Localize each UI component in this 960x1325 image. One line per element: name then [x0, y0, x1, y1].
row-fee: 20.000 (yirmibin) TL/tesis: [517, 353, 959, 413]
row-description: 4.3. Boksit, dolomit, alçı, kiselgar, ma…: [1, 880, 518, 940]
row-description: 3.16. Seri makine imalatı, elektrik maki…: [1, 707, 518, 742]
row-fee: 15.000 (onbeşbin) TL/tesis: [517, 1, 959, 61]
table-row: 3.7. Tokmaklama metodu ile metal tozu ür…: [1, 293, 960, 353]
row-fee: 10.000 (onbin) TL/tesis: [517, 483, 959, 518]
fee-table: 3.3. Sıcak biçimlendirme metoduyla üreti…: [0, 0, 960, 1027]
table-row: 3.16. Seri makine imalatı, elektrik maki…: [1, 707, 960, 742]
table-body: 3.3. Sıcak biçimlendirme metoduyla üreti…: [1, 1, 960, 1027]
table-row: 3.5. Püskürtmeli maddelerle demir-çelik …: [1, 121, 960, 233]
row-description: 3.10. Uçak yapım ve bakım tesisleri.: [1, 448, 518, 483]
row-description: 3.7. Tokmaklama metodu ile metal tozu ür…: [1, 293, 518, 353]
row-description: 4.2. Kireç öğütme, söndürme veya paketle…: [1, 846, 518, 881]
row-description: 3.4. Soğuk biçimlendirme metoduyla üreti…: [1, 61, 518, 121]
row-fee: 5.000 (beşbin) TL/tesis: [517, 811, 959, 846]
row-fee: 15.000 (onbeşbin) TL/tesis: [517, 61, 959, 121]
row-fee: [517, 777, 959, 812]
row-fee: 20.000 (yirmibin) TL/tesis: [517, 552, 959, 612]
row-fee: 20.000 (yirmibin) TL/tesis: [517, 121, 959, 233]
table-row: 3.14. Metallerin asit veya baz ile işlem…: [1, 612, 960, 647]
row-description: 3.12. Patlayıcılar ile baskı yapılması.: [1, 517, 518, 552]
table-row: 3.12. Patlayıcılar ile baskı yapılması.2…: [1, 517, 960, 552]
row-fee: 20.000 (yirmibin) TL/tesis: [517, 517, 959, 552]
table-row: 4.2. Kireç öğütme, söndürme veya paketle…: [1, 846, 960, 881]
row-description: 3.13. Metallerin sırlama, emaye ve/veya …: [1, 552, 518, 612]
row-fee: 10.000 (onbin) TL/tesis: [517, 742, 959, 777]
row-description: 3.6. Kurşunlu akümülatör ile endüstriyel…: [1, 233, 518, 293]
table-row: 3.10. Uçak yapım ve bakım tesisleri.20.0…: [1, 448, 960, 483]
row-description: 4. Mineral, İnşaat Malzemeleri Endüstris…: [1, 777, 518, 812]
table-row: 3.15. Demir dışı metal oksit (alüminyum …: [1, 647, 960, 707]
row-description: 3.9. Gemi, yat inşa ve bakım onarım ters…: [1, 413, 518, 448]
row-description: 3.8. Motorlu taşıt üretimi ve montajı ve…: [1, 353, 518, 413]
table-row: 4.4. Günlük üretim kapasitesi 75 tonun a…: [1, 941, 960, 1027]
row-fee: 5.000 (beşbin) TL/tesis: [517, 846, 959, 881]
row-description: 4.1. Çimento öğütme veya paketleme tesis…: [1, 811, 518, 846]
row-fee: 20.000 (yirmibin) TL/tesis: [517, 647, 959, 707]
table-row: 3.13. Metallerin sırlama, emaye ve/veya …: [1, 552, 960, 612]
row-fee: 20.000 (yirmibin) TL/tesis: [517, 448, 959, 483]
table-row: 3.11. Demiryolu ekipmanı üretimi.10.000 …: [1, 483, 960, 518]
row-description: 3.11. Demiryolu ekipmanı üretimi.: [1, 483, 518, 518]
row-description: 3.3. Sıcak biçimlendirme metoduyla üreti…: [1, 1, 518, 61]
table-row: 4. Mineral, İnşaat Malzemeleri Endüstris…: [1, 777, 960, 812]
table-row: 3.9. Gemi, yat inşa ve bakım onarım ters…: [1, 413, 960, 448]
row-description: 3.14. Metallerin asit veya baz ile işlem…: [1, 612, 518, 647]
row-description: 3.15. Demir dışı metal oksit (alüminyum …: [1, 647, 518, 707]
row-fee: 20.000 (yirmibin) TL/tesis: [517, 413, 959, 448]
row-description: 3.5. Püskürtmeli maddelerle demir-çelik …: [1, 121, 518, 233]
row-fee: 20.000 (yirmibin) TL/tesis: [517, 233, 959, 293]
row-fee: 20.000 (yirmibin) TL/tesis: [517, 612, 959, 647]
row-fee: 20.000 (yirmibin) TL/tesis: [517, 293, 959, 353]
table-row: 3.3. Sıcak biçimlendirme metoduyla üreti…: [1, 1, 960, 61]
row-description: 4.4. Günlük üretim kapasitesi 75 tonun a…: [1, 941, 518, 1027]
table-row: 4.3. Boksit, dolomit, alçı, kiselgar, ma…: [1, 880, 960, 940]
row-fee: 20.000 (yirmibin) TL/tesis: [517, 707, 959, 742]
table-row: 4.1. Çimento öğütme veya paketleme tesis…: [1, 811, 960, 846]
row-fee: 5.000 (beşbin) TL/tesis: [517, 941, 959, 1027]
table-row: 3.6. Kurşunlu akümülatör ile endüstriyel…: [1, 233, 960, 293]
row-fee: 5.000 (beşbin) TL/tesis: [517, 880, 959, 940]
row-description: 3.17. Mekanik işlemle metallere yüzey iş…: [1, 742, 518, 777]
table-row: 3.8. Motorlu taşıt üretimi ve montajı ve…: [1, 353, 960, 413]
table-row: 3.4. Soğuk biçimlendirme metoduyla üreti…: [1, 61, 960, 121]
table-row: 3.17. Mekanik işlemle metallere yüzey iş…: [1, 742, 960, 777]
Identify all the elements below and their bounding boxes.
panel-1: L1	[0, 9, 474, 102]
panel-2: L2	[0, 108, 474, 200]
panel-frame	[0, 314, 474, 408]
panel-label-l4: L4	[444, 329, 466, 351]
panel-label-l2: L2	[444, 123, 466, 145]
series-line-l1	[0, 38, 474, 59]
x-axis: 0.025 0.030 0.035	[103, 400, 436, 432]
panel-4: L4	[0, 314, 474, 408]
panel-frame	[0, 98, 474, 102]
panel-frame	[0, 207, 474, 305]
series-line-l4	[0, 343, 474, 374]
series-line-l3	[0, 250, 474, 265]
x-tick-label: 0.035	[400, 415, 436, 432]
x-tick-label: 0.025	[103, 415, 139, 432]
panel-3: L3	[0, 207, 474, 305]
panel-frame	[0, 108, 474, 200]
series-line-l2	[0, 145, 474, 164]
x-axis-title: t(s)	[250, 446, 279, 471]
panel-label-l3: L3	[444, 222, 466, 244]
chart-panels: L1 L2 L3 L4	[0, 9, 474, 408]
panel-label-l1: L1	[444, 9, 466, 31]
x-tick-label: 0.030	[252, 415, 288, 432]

.....

Exercise task: Copy every line of the material above unchanged.

Problem solution:
Localize each UI component in this 960x1325 image. One line per element: name then [x0, y0, x1, y1].
row-fee: 20.000 (yirmibin) TL/tesis: [517, 353, 959, 413]
row-description: 4.3. Boksit, dolomit, alçı, kiselgar, ma…: [1, 880, 518, 940]
row-description: 3.16. Seri makine imalatı, elektrik maki…: [1, 707, 518, 742]
row-fee: 15.000 (onbeşbin) TL/tesis: [517, 1, 959, 61]
table-row: 3.7. Tokmaklama metodu ile metal tozu ür…: [1, 293, 960, 353]
row-fee: 10.000 (onbin) TL/tesis: [517, 483, 959, 518]
fee-table: 3.3. Sıcak biçimlendirme metoduyla üreti…: [0, 0, 960, 1027]
table-row: 3.16. Seri makine imalatı, elektrik maki…: [1, 707, 960, 742]
table-body: 3.3. Sıcak biçimlendirme metoduyla üreti…: [1, 1, 960, 1027]
table-row: 3.5. Püskürtmeli maddelerle demir-çelik …: [1, 121, 960, 233]
row-description: 3.10. Uçak yapım ve bakım tesisleri.: [1, 448, 518, 483]
row-description: 3.7. Tokmaklama metodu ile metal tozu ür…: [1, 293, 518, 353]
row-description: 4.2. Kireç öğütme, söndürme veya paketle…: [1, 846, 518, 881]
row-description: 3.4. Soğuk biçimlendirme metoduyla üreti…: [1, 61, 518, 121]
row-fee: 5.000 (beşbin) TL/tesis: [517, 811, 959, 846]
row-fee: 15.000 (onbeşbin) TL/tesis: [517, 61, 959, 121]
row-fee: [517, 777, 959, 812]
row-fee: 20.000 (yirmibin) TL/tesis: [517, 552, 959, 612]
row-fee: 20.000 (yirmibin) TL/tesis: [517, 121, 959, 233]
table-row: 3.14. Metallerin asit veya baz ile işlem…: [1, 612, 960, 647]
row-description: 3.12. Patlayıcılar ile baskı yapılması.: [1, 517, 518, 552]
table-row: 3.12. Patlayıcılar ile baskı yapılması.2…: [1, 517, 960, 552]
row-fee: 20.000 (yirmibin) TL/tesis: [517, 517, 959, 552]
table-row: 4.2. Kireç öğütme, söndürme veya paketle…: [1, 846, 960, 881]
row-description: 3.13. Metallerin sırlama, emaye ve/veya …: [1, 552, 518, 612]
row-fee: 10.000 (onbin) TL/tesis: [517, 742, 959, 777]
row-description: 3.6. Kurşunlu akümülatör ile endüstriyel…: [1, 233, 518, 293]
table-row: 3.10. Uçak yapım ve bakım tesisleri.20.0…: [1, 448, 960, 483]
row-description: 4. Mineral, İnşaat Malzemeleri Endüstris…: [1, 777, 518, 812]
table-row: 3.15. Demir dışı metal oksit (alüminyum …: [1, 647, 960, 707]
row-description: 3.9. Gemi, yat inşa ve bakım onarım ters…: [1, 413, 518, 448]
row-description: 3.8. Motorlu taşıt üretimi ve montajı ve…: [1, 353, 518, 413]
table-row: 4.4. Günlük üretim kapasitesi 75 tonun a…: [1, 941, 960, 1027]
row-fee: 5.000 (beşbin) TL/tesis: [517, 846, 959, 881]
row-description: 4.1. Çimento öğütme veya paketleme tesis…: [1, 811, 518, 846]
row-fee: 20.000 (yirmibin) TL/tesis: [517, 647, 959, 707]
table-row: 3.13. Metallerin sırlama, emaye ve/veya …: [1, 552, 960, 612]
row-fee: 20.000 (yirmibin) TL/tesis: [517, 448, 959, 483]
table-row: 3.11. Demiryolu ekipmanı üretimi.10.000 …: [1, 483, 960, 518]
row-description: 3.11. Demiryolu ekipmanı üretimi.: [1, 483, 518, 518]
row-description: 3.3. Sıcak biçimlendirme metoduyla üreti…: [1, 1, 518, 61]
table-row: 4. Mineral, İnşaat Malzemeleri Endüstris…: [1, 777, 960, 812]
table-row: 3.9. Gemi, yat inşa ve bakım onarım ters…: [1, 413, 960, 448]
row-description: 3.14. Metallerin asit veya baz ile işlem…: [1, 612, 518, 647]
row-description: 3.15. Demir dışı metal oksit (alüminyum …: [1, 647, 518, 707]
row-fee: 20.000 (yirmibin) TL/tesis: [517, 413, 959, 448]
row-description: 3.5. Püskürtmeli maddelerle demir-çelik …: [1, 121, 518, 233]
row-fee: 20.000 (yirmibin) TL/tesis: [517, 233, 959, 293]
row-fee: 20.000 (yirmibin) TL/tesis: [517, 612, 959, 647]
row-fee: 20.000 (yirmibin) TL/tesis: [517, 293, 959, 353]
table-row: 3.3. Sıcak biçimlendirme metoduyla üreti…: [1, 1, 960, 61]
row-description: 4.4. Günlük üretim kapasitesi 75 tonun a…: [1, 941, 518, 1027]
table-row: 4.3. Boksit, dolomit, alçı, kiselgar, ma…: [1, 880, 960, 940]
row-fee: 20.000 (yirmibin) TL/tesis: [517, 707, 959, 742]
table-row: 4.1. Çimento öğütme veya paketleme tesis…: [1, 811, 960, 846]
row-fee: 5.000 (beşbin) TL/tesis: [517, 941, 959, 1027]
table-row: 3.6. Kurşunlu akümülatör ile endüstriyel…: [1, 233, 960, 293]
row-fee: 5.000 (beşbin) TL/tesis: [517, 880, 959, 940]
row-description: 3.17. Mekanik işlemle metallere yüzey iş…: [1, 742, 518, 777]
table-row: 3.8. Motorlu taşıt üretimi ve montajı ve…: [1, 353, 960, 413]
table-row: 3.4. Soğuk biçimlendirme metoduyla üreti…: [1, 61, 960, 121]
table-row: 3.17. Mekanik işlemle metallere yüzey iş…: [1, 742, 960, 777]
Identify all the elements below and their bounding boxes.
panel-1: L1	[0, 9, 474, 102]
panel-2: L2	[0, 108, 474, 200]
panel-frame	[0, 314, 474, 408]
panel-label-l4: L4	[444, 329, 466, 351]
panel-label-l2: L2	[444, 123, 466, 145]
series-line-l1	[0, 38, 474, 59]
x-axis: 0.025 0.030 0.035	[103, 400, 436, 432]
panel-4: L4	[0, 314, 474, 408]
panel-frame	[0, 98, 474, 102]
panel-frame	[0, 207, 474, 305]
series-line-l4	[0, 343, 474, 374]
series-line-l3	[0, 250, 474, 265]
x-tick-label: 0.035	[400, 415, 436, 432]
x-tick-label: 0.025	[103, 415, 139, 432]
panel-3: L3	[0, 207, 474, 305]
panel-frame	[0, 108, 474, 200]
series-line-l2	[0, 145, 474, 164]
x-axis-title: t(s)	[250, 446, 279, 471]
panel-label-l3: L3	[444, 222, 466, 244]
chart-panels: L1 L2 L3 L4	[0, 9, 474, 408]
panel-label-l1: L1	[444, 9, 466, 31]
x-tick-label: 0.030	[252, 415, 288, 432]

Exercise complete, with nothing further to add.